> _TASK ITEM 1_: In the article on SAP's planned purchase of Callidus Software, print the stretch from "SAP’s strength lies" through "sales and marketing.".
> _TASK ITEM 2_: Translate this sentence from the article on SAP's planned purchase of Callidus Software into Spanish: "SAP’s S/4 HANA Enterprise Resource Planning (ERP) software suite launched in 2015 and has about 7,900 customers."
> _TASK ITEM 3_: Continue the article on SAP's planned purchase of Callidus Software, picking up after its final sentence.

> _PASSAGE SHOWN_:

Eager to grow its S/4 HANA cloud platform, European tech sector giant SAP is set to acquire U.S. cloud vendor Callidus Software.

SAP, headquartered in Germany and headed by American CEO Bill McDermott, has agreed to pay $2.4 billion in the deal as it aims to bolster revenues from the cloud. This is a strategic transition for the world’s third-largest software company, and will entail moving its enterprise customers away from the old model of software sold under license and installed on site. SAP’s S/4 HANA Enterprise Resource Planning (ERP) software suite launched in 2015 and has about 7,900 customers.

SAP’s strength lies in its back-office solutions, but acquiring Callidus, best known for its cloud-based customer relationship management (CRM) software, CallidusCloud, will enable it to add front-office software to its offerings. SAP described it as “a synergistic addition to SAP’s portfolio” that “significantly strengthens SAP’s position” in the CRM space. The company ultimately hopes to replicate its success in back-office software to become the leader in front-office software, used in sales and marketing.

“SAP is connecting the back office to the front office in this consumer-driven growth revolution,” McDermott said in a news release. “Our customers are focused on reinventing sales, service, marketing, and commerce. The addition of CallidusCloud aligns perfectly to SAP’s innovation strategy to transform the front office.”

(Page layout parsing data)
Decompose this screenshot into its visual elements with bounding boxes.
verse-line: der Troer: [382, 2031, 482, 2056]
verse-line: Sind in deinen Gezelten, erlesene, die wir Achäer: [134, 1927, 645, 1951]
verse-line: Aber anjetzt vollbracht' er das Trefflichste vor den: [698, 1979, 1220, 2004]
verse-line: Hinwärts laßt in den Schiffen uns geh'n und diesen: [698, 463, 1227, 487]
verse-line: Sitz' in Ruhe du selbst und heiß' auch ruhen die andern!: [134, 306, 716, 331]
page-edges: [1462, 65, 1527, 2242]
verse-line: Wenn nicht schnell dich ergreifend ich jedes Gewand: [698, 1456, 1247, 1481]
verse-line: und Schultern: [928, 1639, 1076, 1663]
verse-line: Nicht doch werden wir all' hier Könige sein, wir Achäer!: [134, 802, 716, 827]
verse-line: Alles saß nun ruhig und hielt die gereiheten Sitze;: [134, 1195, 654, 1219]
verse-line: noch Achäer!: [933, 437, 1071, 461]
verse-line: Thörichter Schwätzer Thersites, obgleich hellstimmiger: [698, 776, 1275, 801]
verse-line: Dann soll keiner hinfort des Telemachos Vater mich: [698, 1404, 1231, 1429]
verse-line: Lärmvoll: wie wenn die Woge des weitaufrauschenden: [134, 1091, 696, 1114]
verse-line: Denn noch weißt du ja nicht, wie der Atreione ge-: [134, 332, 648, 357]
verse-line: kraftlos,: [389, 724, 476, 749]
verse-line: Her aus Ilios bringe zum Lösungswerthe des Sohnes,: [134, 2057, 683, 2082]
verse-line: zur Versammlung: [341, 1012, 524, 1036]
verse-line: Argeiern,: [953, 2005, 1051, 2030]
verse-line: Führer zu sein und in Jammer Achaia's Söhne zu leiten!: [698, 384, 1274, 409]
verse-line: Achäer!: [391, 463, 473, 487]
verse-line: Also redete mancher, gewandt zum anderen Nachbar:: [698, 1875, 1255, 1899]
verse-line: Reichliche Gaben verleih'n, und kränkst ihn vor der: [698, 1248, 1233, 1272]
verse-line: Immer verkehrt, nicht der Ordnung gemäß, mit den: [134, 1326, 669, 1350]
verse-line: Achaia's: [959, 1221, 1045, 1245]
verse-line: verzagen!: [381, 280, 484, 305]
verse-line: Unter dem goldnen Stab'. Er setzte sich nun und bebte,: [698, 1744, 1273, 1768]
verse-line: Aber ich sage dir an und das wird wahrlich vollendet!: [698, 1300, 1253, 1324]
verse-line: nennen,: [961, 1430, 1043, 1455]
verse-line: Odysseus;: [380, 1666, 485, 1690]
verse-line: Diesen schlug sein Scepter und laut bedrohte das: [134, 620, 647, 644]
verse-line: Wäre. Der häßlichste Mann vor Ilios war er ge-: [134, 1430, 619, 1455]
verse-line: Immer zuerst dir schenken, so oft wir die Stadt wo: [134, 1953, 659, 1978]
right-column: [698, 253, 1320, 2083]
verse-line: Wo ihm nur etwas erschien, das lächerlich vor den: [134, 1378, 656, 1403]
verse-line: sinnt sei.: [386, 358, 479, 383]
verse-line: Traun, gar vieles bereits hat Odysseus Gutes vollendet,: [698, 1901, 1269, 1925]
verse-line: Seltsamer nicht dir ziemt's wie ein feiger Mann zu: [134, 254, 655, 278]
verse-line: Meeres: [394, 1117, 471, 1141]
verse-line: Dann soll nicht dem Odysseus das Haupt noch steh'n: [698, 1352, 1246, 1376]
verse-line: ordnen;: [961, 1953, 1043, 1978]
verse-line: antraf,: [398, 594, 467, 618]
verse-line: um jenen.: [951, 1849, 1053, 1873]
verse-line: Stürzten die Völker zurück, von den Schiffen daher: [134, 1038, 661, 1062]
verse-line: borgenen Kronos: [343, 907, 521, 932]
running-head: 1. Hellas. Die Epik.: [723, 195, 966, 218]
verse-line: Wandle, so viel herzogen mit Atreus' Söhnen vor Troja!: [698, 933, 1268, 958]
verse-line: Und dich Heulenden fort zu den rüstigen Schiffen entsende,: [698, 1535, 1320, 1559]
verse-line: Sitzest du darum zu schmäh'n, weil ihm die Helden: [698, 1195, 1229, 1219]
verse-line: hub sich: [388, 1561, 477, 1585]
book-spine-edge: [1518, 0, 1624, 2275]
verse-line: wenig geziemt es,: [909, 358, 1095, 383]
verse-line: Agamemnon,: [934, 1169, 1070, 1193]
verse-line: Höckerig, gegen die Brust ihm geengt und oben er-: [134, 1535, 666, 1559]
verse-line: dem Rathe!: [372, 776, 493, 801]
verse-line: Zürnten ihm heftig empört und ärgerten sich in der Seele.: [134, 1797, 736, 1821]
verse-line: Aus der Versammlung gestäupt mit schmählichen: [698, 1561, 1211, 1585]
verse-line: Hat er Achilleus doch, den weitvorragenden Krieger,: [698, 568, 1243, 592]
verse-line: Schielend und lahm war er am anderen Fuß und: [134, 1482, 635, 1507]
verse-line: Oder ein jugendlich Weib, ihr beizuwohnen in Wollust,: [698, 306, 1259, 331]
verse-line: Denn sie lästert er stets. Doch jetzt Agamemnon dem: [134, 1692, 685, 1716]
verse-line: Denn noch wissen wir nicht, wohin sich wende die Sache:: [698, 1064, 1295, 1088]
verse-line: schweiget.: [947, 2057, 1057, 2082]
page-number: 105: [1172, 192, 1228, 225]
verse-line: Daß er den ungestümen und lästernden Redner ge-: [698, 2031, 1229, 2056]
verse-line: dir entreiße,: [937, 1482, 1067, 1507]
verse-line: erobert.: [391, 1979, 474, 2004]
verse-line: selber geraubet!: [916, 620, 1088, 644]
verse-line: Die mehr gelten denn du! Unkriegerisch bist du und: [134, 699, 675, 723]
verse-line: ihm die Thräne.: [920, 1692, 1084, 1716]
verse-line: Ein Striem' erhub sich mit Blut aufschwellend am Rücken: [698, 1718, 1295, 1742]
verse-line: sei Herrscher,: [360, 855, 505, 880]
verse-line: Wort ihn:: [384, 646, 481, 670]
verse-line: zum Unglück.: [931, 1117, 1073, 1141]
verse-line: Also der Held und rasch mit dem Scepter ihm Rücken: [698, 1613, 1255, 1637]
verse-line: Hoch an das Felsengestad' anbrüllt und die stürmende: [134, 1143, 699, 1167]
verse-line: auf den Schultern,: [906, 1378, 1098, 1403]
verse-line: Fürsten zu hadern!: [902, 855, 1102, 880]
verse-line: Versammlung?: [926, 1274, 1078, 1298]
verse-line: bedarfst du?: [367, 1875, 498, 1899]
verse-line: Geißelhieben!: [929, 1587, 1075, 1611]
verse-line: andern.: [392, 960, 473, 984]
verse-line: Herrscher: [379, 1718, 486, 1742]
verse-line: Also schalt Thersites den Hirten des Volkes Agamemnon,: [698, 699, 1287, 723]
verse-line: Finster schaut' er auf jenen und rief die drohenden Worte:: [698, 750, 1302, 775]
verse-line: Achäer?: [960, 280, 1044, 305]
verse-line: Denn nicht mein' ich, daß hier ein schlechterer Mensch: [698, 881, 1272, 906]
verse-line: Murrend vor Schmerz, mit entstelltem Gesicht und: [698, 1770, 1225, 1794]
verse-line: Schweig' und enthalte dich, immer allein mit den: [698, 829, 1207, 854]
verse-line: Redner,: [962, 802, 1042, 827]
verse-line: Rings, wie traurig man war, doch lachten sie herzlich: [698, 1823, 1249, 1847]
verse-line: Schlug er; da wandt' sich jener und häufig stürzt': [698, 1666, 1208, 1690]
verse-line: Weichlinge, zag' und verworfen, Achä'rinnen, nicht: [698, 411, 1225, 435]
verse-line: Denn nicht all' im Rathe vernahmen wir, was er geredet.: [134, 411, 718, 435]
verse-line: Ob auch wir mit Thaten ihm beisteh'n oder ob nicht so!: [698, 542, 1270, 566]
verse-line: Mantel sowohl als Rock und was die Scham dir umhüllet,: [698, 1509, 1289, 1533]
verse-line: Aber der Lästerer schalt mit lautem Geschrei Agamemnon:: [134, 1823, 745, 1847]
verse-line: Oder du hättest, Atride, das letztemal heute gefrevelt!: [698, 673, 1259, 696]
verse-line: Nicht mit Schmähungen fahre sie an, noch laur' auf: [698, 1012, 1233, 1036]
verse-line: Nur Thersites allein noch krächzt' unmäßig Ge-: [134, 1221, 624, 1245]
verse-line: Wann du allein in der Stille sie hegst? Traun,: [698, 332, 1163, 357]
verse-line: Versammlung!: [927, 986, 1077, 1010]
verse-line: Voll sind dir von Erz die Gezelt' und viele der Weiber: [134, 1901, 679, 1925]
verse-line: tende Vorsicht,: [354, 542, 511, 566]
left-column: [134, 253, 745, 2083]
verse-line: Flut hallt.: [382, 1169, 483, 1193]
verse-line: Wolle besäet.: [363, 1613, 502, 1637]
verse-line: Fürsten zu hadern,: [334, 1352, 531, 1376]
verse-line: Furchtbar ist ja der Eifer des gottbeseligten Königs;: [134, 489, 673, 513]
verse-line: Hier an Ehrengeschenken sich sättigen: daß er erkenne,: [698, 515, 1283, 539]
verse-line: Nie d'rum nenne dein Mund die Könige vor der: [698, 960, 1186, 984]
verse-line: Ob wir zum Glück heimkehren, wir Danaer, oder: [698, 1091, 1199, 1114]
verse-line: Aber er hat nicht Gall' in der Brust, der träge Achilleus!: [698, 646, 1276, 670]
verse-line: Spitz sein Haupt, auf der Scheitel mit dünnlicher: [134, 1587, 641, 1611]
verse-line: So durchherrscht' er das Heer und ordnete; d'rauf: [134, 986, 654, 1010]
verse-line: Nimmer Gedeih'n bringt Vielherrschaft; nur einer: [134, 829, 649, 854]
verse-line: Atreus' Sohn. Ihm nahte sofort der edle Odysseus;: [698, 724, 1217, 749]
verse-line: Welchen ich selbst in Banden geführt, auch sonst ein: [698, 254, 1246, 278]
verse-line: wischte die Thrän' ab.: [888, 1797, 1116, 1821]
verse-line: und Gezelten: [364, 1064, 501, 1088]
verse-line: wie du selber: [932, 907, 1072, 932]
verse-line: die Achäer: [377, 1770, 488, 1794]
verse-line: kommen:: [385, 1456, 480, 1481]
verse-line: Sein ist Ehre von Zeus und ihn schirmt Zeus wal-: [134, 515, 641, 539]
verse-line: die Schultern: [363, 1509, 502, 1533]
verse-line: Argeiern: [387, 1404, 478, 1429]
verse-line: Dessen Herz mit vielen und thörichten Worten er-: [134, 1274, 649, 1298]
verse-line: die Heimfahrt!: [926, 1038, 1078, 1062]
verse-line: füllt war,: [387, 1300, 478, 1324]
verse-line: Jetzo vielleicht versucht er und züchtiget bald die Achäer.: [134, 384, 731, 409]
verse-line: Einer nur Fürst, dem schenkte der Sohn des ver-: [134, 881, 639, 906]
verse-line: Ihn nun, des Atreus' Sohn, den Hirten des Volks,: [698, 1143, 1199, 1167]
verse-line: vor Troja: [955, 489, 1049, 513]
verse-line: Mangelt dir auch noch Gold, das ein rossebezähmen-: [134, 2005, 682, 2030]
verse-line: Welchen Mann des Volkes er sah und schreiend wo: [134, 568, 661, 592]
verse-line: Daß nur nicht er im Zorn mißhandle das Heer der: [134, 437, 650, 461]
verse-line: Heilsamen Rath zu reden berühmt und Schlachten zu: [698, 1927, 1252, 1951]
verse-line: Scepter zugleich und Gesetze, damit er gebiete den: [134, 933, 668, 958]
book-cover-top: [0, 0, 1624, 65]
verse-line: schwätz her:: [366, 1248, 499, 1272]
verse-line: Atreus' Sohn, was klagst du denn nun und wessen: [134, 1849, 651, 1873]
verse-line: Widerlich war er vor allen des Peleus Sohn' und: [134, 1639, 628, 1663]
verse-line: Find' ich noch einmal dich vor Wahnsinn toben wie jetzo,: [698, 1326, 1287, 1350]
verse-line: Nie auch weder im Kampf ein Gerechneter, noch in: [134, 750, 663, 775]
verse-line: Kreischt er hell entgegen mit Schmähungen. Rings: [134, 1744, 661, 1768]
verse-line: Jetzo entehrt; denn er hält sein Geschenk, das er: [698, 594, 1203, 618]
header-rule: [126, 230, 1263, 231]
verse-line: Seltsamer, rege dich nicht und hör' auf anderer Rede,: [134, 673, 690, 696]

> _EXERCISE RESPONSE 1_:
SAP’s strength lies in its back-office solutions, but acquiring Callidus, best known for its cloud-based customer relationship management (CRM) software, CallidusCloud, will enable it to add front-office software to its offerings. SAP described it as “a synergistic addition to SAP’s portfolio” that “significantly strengthens SAP’s position” in the CRM space. The company ultimately hopes to replicate its success in back-office software to become the leader in front-office software, used in sales and marketing.

> _EXERCISE RESPONSE 2_: El paquete de software de planificación de recursos empresariales (ERP) S/4 HANA de SAP se lanzó en 2015 y tiene unos 7900 clientes.

> _EXERCISE RESPONSE 3_:
SAP also plans to streamline its overall business this year, as part of a wider effort to improve margins. The process of transitioning its ERP software usage to the cloud has curtailed short-term gains. Since the cloud business model is subscription-based, it will take longer to pay off versus the up-front software license payments the business has been built around for decades. But according to Reuters, McDermott said the strategy “was now bearing fruit after SAP broadly stabilized its operating margins in the fourth quarter at 35.2 percent.”

McDermott also said that SuccessFactors, a human resources application acquired by SAP in 2011, would be fully migrated to the cloud this year. “This year, the entire company will be on one platform”, he said.